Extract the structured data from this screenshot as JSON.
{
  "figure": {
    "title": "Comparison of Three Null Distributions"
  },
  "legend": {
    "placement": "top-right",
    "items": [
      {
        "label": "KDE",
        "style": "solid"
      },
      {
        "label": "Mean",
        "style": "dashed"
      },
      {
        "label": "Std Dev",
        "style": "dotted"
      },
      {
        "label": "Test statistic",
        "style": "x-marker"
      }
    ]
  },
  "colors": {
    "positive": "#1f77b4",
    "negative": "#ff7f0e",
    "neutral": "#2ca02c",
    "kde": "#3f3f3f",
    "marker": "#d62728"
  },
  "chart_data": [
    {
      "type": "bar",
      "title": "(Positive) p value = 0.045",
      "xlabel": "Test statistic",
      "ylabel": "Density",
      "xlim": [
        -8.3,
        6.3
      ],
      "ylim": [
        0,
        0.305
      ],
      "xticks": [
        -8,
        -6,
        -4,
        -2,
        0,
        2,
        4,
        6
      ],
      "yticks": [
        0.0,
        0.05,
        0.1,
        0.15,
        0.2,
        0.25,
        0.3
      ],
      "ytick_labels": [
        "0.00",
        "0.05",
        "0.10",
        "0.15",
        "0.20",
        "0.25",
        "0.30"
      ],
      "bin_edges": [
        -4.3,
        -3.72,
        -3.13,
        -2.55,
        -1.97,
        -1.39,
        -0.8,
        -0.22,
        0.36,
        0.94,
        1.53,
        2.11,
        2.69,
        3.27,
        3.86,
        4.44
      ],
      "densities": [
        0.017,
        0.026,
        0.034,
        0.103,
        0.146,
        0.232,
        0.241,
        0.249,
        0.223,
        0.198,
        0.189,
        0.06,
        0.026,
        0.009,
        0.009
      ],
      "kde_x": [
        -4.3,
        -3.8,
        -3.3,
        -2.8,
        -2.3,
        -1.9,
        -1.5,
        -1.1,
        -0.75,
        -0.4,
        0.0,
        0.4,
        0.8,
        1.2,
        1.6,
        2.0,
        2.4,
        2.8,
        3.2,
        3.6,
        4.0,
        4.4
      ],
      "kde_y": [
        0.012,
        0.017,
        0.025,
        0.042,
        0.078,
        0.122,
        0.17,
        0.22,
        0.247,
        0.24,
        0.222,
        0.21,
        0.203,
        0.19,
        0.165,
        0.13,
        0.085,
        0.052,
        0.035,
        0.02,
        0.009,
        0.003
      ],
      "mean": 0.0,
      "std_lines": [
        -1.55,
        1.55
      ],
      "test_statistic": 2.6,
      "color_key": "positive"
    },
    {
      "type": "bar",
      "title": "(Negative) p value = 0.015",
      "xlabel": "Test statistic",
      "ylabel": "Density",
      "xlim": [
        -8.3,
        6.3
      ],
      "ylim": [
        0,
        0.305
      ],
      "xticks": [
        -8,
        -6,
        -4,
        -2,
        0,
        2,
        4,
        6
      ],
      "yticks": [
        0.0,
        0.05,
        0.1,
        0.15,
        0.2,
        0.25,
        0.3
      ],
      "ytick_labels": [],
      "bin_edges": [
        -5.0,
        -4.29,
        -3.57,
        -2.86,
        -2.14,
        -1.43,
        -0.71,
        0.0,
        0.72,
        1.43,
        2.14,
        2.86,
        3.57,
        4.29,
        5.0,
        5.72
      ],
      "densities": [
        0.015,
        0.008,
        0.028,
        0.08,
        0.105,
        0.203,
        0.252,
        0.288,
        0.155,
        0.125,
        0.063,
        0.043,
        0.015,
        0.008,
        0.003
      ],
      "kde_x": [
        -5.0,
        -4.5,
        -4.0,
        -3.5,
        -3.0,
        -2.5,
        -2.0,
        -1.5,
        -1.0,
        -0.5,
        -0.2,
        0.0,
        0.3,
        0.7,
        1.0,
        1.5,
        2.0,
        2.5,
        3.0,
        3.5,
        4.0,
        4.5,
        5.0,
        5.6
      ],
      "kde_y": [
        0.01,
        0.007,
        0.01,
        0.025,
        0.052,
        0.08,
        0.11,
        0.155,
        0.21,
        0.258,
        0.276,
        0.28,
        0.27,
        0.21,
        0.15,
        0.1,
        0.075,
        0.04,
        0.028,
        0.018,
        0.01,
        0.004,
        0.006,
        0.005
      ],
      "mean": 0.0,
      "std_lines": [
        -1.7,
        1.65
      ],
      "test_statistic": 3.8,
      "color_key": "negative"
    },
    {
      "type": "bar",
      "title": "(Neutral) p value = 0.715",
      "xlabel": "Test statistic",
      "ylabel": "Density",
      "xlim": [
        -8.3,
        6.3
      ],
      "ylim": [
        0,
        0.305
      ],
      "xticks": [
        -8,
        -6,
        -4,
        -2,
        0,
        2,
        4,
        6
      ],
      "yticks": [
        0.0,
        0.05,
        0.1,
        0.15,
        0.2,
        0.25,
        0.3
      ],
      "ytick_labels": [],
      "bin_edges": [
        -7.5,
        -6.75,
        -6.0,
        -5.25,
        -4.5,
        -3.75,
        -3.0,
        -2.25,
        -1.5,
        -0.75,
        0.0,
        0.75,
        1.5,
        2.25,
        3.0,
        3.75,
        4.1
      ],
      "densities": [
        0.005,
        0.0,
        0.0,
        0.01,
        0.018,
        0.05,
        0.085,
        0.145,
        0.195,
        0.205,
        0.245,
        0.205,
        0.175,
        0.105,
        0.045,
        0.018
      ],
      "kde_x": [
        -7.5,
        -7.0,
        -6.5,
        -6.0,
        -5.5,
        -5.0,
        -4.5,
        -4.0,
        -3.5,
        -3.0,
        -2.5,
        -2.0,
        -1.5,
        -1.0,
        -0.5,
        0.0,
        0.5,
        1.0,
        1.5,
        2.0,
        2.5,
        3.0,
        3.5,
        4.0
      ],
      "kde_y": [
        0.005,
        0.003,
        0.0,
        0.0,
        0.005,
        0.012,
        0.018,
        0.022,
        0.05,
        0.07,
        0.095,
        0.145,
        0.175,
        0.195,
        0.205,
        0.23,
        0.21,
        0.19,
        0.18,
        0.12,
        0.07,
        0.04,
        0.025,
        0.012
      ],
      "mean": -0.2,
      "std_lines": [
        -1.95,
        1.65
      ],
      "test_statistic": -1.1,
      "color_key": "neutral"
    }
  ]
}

## [Work required]
Please set down the whole listing above without altering a single line.

## [Result of the task]
Extract the structured data from this screenshot as JSON.
{
  "figure": {
    "title": "Comparison of Three Null Distributions"
  },
  "legend": {
    "placement": "top-right",
    "items": [
      {
        "label": "KDE",
        "style": "solid"
      },
      {
        "label": "Mean",
        "style": "dashed"
      },
      {
        "label": "Std Dev",
        "style": "dotted"
      },
      {
        "label": "Test statistic",
        "style": "x-marker"
      }
    ]
  },
  "colors": {
    "positive": "#1f77b4",
    "negative": "#ff7f0e",
    "neutral": "#2ca02c",
    "kde": "#3f3f3f",
    "marker": "#d62728"
  },
  "chart_data": [
    {
      "type": "bar",
      "title": "(Positive) p value = 0.045",
      "xlabel": "Test statistic",
      "ylabel": "Density",
      "xlim": [
        -8.3,
        6.3
      ],
      "ylim": [
        0,
        0.305
      ],
      "xticks": [
        -8,
        -6,
        -4,
        -2,
        0,
        2,
        4,
        6
      ],
      "yticks": [
        0.0,
        0.05,
        0.1,
        0.15,
        0.2,
        0.25,
        0.3
      ],
      "ytick_labels": [
        "0.00",
        "0.05",
        "0.10",
        "0.15",
        "0.20",
        "0.25",
        "0.30"
      ],
      "bin_edges": [
        -4.3,
        -3.72,
        -3.13,
        -2.55,
        -1.97,
        -1.39,
        -0.8,
        -0.22,
        0.36,
        0.94,
        1.53,
        2.11,
        2.69,
        3.27,
        3.86,
        4.44
      ],
      "densities": [
        0.017,
        0.026,
        0.034,
        0.103,
        0.146,
        0.232,
        0.241,
        0.249,
        0.223,
        0.198,
        0.189,
        0.06,
        0.026,
        0.009,
        0.009
      ],
      "kde_x": [
        -4.3,
        -3.8,
        -3.3,
        -2.8,
        -2.3,
        -1.9,
        -1.5,
        -1.1,
        -0.75,
        -0.4,
        0.0,
        0.4,
        0.8,
        1.2,
        1.6,
        2.0,
        2.4,
        2.8,
        3.2,
        3.6,
        4.0,
        4.4
      ],
      "kde_y": [
        0.012,
        0.017,
        0.025,
        0.042,
        0.078,
        0.122,
        0.17,
        0.22,
        0.247,
        0.24,
        0.222,
        0.21,
        0.203,
        0.19,
        0.165,
        0.13,
        0.085,
        0.052,
        0.035,
        0.02,
        0.009,
        0.003
      ],
      "mean": 0.0,
      "std_lines": [
        -1.55,
        1.55
      ],
      "test_statistic": 2.6,
      "color_key": "positive"
    },
    {
      "type": "bar",
      "title": "(Negative) p value = 0.015",
      "xlabel": "Test statistic",
      "ylabel": "Density",
      "xlim": [
        -8.3,
        6.3
      ],
      "ylim": [
        0,
        0.305
      ],
      "xticks": [
        -8,
        -6,
        -4,
        -2,
        0,
        2,
        4,
        6
      ],
      "yticks": [
        0.0,
        0.05,
        0.1,
        0.15,
        0.2,
        0.25,
        0.3
      ],
      "ytick_labels": [],
      "bin_edges": [
        -5.0,
        -4.29,
        -3.57,
        -2.86,
        -2.14,
        -1.43,
        -0.71,
        0.0,
        0.72,
        1.43,
        2.14,
        2.86,
        3.57,
        4.29,
        5.0,
        5.72
      ],
      "densities": [
        0.015,
        0.008,
        0.028,
        0.08,
        0.105,
        0.203,
        0.252,
        0.288,
        0.155,
        0.125,
        0.063,
        0.043,
        0.015,
        0.008,
        0.003
      ],
      "kde_x": [
        -5.0,
        -4.5,
        -4.0,
        -3.5,
        -3.0,
        -2.5,
        -2.0,
        -1.5,
        -1.0,
        -0.5,
        -0.2,
        0.0,
        0.3,
        0.7,
        1.0,
        1.5,
        2.0,
        2.5,
        3.0,
        3.5,
        4.0,
        4.5,
        5.0,
        5.6
      ],
      "kde_y": [
        0.01,
        0.007,
        0.01,
        0.025,
        0.052,
        0.08,
        0.11,
        0.155,
        0.21,
        0.258,
        0.276,
        0.28,
        0.27,
        0.21,
        0.15,
        0.1,
        0.075,
        0.04,
        0.028,
        0.018,
        0.01,
        0.004,
        0.006,
        0.005
      ],
      "mean": 0.0,
      "std_lines": [
        -1.7,
        1.65
      ],
      "test_statistic": 3.8,
      "color_key": "negative"
    },
    {
      "type": "bar",
      "title": "(Neutral) p value = 0.715",
      "xlabel": "Test statistic",
      "ylabel": "Density",
      "xlim": [
        -8.3,
        6.3
      ],
      "ylim": [
        0,
        0.305
      ],
      "xticks": [
        -8,
        -6,
        -4,
        -2,
        0,
        2,
        4,
        6
      ],
      "yticks": [
        0.0,
        0.05,
        0.1,
        0.15,
        0.2,
        0.25,
        0.3
      ],
      "ytick_labels": [],
      "bin_edges": [
        -7.5,
        -6.75,
        -6.0,
        -5.25,
        -4.5,
        -3.75,
        -3.0,
        -2.25,
        -1.5,
        -0.75,
        0.0,
        0.75,
        1.5,
        2.25,
        3.0,
        3.75,
        4.1
      ],
      "densities": [
        0.005,
        0.0,
        0.0,
        0.01,
        0.018,
        0.05,
        0.085,
        0.145,
        0.195,
        0.205,
        0.245,
        0.205,
        0.175,
        0.105,
        0.045,
        0.018
      ],
      "kde_x": [
        -7.5,
        -7.0,
        -6.5,
        -6.0,
        -5.5,
        -5.0,
        -4.5,
        -4.0,
        -3.5,
        -3.0,
        -2.5,
        -2.0,
        -1.5,
        -1.0,
        -0.5,
        0.0,
        0.5,
        1.0,
        1.5,
        2.0,
        2.5,
        3.0,
        3.5,
        4.0
      ],
      "kde_y": [
        0.005,
        0.003,
        0.0,
        0.0,
        0.005,
        0.012,
        0.018,
        0.022,
        0.05,
        0.07,
        0.095,
        0.145,
        0.175,
        0.195,
        0.205,
        0.23,
        0.21,
        0.19,
        0.18,
        0.12,
        0.07,
        0.04,
        0.025,
        0.012
      ],
      "mean": -0.2,
      "std_lines": [
        -1.95,
        1.65
      ],
      "test_statistic": -1.1,
      "color_key": "neutral"
    }
  ]
}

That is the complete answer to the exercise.